Chris Selwood then phoned Mr. Baxter at the Department of Health, asking that the photos of his girlfriend be removed from the web, and later that day, the Poetlister account yanked the photo from Shalom Yechiel's protest site.

Selwood also phoned Mr. Baxter's superiors at the Department, and he was soon told that Mr. Baxter had been suspended from his job.

Michael Baxter did not respond to our requests for comment. But when we contacted the Department of Health, one employee confirmed that Mr. Baxter works for the department and explained that a woman named Linda Percival was investigating a complaint against him.

"I can confirm that the department has received a complaint about an employee which is being investigated," Linda Percival told us over email. "We will not be making further comment at this stage."

According to Chris Selwood, Baxter most likely lifted the photo of his girlfriend from the website of a London "dressing service" known as The Boudoir. His girlfriend briefly worked for the service, which dresses men as women.

As it turns out, the Wikipedia sockpuppet known as Rachel Brown used a photo of Jodie Lynn, the owner of this dressing service. Lynn told us that one of her longtime clients is Michael Baxter. When he visits her shop, this client uses the alias Rachel Brown. And Lynn has seen photos that identify the client as Michael Baxter.

"I'm a makeup artist specifically for transvestites," Lynn tells us. "He's been coming to me for quite a few years...and when he was here, he used to ask if I could send him photographs of girlfriends of mine on my web site - and that is where he seems to have stolen the majority of the photos he used on Wikipedia."

'Assume Good Faith'

And so it would seem that this British civil servant sockpuppeted for the sake of sockpuppeting - that he simply enjoyed posing as someone else. Yes, he's an extreme case. But his tale bares the flaws of the social web in general - and Wikipedia in particular.

## Data lines
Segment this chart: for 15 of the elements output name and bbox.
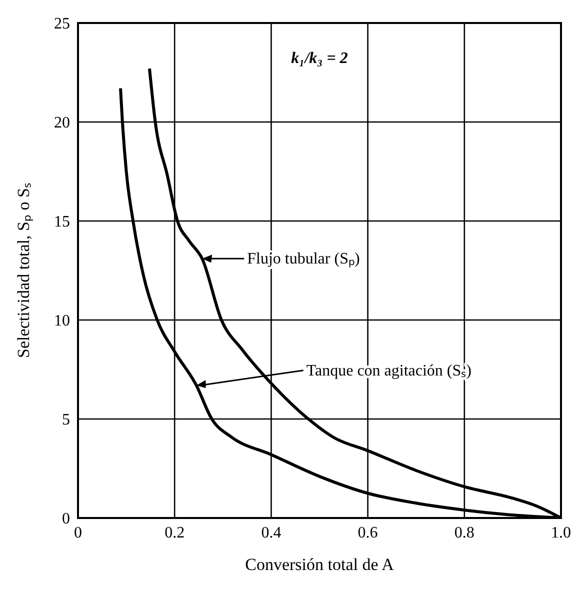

## To do
Repeat word for word the part of the sockpuppet article that begins at the words "Selwood also phoned" and stops after "complaint against him.".

## Exercise result
Selwood also phoned Mr. Baxter's superiors at the Department, and he was soon told that Mr. Baxter had been suspended from his job.

Michael Baxter did not respond to our requests for comment. But when we contacted the Department of Health, one employee confirmed that Mr. Baxter works for the department and explained that a woman named Linda Percival was investigating a complaint against him.